Rows from a dataset
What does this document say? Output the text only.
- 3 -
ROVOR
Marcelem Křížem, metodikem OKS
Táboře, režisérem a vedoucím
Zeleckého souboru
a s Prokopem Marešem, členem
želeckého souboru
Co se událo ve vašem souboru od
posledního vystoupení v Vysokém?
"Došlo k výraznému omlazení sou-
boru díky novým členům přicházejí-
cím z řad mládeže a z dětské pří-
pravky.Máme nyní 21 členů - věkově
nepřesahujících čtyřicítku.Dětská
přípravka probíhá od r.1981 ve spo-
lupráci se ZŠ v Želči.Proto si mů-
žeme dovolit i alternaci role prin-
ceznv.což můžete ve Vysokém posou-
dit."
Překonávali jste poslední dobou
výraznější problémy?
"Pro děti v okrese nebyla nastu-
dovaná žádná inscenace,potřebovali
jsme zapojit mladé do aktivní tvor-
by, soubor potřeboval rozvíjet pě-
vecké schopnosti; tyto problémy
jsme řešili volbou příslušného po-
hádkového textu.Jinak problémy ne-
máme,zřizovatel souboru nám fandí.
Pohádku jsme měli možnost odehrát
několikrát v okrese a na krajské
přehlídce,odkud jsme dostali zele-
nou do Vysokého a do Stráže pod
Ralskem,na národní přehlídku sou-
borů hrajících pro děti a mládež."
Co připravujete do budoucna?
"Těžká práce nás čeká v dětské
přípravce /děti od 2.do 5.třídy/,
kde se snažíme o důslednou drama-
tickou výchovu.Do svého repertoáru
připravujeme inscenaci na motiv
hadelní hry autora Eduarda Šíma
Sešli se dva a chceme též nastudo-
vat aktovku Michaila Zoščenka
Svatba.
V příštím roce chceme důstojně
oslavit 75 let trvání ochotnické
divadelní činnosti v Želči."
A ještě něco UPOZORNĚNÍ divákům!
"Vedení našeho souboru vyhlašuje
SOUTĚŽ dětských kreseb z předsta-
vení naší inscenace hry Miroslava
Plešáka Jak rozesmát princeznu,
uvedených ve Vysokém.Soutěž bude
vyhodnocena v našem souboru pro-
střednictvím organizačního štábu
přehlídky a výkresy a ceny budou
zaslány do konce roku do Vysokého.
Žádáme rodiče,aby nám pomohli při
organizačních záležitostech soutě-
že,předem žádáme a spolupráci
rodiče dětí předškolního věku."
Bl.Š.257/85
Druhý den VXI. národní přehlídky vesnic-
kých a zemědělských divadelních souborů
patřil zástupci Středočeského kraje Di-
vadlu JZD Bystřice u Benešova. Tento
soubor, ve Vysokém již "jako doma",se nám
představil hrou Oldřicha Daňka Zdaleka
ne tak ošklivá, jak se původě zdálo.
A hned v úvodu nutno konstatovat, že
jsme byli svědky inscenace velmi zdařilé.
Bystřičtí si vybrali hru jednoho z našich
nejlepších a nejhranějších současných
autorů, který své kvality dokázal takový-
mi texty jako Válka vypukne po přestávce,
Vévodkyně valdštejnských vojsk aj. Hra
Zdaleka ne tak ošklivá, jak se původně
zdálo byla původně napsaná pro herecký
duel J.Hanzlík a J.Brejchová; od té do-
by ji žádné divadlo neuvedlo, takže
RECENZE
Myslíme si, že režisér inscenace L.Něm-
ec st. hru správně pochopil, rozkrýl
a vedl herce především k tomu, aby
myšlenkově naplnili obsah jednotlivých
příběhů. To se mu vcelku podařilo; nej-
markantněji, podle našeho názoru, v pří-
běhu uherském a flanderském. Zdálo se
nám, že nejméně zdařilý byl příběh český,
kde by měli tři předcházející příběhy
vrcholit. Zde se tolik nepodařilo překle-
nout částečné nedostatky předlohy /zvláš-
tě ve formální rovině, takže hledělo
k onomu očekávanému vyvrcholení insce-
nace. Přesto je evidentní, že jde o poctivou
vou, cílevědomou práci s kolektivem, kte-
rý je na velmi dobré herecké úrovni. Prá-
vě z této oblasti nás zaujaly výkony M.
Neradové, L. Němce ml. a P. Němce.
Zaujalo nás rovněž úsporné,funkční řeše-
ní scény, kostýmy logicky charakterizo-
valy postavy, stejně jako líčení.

*Stated goal*
Where a line contains the string "národní", extract that line.

*Final result*
Ralskem,na národní přehlídku sou-
Druhý den VXI. národní přehlídky vesnic-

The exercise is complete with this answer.